#### Exercise
Tally the lines that include the word "ONADD" and reply with nothing but the total.

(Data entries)
◇ ◇ ◇
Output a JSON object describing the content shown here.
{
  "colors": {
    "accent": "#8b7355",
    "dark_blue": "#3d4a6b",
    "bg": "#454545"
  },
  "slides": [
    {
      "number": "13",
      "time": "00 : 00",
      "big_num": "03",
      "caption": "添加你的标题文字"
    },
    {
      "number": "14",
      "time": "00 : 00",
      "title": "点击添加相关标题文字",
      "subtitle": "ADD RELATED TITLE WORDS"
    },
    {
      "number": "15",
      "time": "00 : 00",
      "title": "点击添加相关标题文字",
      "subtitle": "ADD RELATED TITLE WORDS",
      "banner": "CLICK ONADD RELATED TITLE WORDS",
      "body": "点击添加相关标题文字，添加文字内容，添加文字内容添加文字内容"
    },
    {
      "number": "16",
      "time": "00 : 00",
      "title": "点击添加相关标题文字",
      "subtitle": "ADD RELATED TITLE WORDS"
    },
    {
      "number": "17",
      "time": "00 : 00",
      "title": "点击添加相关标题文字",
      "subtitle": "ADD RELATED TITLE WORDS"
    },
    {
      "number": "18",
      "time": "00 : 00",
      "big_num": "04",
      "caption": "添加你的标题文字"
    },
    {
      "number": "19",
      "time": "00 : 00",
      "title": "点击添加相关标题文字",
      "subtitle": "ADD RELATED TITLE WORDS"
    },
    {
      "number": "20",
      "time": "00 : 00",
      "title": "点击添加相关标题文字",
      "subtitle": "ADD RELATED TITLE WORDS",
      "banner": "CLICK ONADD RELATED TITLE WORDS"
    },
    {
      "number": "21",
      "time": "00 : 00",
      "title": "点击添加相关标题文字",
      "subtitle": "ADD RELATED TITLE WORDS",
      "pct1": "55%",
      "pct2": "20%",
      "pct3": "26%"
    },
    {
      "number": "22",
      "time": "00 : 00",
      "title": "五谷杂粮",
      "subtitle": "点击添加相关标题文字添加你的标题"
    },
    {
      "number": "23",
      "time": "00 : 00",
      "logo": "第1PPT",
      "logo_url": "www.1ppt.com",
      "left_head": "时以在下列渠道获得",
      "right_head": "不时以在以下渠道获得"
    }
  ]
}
◇ ◇ ◇
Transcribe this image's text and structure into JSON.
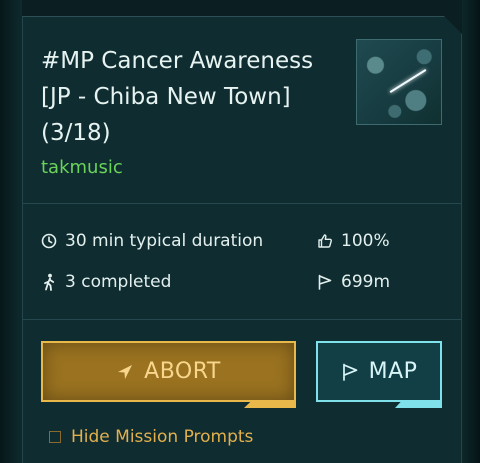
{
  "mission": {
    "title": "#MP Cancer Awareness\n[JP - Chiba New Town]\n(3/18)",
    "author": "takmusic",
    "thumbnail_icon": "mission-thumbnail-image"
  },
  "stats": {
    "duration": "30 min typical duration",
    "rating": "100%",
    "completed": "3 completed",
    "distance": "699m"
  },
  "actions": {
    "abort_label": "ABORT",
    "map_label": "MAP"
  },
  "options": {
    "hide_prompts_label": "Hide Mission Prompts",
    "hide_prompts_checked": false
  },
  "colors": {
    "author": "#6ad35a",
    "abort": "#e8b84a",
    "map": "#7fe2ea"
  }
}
◇ ◇ ◇
#### Finished answer
2